Exercise input:
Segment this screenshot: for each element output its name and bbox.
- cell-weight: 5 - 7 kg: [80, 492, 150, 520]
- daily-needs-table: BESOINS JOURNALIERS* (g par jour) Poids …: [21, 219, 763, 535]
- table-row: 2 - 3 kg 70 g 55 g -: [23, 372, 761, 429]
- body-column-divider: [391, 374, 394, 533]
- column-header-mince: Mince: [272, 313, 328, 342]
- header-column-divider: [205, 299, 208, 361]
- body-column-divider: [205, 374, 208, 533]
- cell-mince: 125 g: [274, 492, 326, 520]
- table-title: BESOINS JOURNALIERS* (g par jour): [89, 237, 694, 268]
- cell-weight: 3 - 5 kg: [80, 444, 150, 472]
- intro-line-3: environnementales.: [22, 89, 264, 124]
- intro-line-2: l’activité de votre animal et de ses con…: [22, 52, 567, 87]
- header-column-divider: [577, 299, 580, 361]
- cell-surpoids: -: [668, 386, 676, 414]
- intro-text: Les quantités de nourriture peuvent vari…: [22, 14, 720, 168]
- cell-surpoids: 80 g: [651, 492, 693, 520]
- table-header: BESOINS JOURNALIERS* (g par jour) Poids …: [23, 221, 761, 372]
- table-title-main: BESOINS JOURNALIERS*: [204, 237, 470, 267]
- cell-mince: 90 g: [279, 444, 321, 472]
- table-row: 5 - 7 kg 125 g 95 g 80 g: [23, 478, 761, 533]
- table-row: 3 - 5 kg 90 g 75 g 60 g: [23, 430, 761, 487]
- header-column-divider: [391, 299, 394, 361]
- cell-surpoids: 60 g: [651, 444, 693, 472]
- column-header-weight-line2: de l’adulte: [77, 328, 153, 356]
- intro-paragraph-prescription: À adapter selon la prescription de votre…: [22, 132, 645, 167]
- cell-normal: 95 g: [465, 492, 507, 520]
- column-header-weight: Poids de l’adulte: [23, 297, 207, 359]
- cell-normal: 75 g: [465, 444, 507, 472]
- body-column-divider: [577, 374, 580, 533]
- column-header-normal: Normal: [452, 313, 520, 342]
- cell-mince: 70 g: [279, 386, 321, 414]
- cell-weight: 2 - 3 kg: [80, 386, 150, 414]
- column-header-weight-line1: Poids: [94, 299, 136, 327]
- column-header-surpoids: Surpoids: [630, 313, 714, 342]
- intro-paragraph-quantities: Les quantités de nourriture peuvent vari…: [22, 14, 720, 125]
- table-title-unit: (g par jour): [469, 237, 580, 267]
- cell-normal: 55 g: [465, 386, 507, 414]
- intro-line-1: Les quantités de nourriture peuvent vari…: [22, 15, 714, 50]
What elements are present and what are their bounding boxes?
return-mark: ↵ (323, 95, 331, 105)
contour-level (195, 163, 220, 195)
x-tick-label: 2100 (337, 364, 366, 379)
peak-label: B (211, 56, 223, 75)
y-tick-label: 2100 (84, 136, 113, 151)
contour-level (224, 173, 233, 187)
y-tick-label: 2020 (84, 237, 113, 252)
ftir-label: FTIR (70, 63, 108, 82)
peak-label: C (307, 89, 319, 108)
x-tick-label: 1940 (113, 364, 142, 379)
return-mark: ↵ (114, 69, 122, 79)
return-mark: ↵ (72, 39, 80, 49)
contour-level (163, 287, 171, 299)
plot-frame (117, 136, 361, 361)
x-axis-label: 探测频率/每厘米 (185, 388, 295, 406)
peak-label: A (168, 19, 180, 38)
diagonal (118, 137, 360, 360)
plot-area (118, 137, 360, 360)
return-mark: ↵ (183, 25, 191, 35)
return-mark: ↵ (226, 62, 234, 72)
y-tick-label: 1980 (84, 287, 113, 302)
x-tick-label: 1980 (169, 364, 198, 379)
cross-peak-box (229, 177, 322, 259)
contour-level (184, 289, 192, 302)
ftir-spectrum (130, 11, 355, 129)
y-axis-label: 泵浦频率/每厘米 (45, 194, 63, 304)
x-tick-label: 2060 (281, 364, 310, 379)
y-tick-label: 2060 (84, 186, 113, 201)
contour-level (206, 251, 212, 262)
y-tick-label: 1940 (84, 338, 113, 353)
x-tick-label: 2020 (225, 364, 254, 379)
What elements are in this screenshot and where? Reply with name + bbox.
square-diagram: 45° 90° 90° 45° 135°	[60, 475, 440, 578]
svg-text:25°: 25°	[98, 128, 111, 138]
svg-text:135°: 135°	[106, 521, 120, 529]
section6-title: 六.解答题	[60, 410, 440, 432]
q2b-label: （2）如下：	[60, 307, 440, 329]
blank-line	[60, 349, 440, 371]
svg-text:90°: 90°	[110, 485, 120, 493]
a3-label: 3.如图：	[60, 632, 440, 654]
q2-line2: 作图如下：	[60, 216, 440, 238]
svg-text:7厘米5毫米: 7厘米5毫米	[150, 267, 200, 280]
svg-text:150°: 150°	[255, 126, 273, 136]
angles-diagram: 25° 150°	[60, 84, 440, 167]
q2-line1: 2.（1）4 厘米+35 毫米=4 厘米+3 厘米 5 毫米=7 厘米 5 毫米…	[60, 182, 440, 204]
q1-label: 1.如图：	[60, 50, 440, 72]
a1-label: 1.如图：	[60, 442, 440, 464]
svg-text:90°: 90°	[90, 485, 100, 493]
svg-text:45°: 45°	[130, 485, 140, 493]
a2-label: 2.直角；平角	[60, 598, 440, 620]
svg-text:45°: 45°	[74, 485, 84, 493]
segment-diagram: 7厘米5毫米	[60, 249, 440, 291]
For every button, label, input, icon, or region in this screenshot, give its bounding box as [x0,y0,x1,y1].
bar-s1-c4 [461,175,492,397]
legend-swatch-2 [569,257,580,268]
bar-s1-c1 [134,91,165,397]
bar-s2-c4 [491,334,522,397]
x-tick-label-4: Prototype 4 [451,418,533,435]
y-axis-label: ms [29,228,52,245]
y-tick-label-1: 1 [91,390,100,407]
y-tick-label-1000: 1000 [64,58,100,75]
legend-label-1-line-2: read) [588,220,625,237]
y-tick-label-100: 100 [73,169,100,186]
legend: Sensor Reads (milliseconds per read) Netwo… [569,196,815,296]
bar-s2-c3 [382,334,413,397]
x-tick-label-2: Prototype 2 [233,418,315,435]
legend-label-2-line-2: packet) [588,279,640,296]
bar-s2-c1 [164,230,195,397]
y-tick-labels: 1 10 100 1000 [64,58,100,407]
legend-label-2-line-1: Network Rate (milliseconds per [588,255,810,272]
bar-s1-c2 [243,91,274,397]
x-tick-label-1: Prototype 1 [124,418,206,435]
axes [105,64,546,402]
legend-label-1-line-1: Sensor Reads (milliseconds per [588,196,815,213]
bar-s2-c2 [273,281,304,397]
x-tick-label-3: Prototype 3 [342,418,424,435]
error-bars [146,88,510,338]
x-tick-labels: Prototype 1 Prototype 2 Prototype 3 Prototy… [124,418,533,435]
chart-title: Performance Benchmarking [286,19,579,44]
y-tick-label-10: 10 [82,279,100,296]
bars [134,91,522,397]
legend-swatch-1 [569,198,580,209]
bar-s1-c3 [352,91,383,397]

What to produce: Report every line of the records that contains the word "peuvent".

Response to this task:
- intro-text: Les quantités de nourriture peuvent vari…: [22, 14, 720, 168]
- intro-paragraph-quantities: Les quantités de nourriture peuvent vari…: [22, 14, 720, 125]
- intro-line-1: Les quantités de nourriture peuvent vari…: [22, 15, 714, 50]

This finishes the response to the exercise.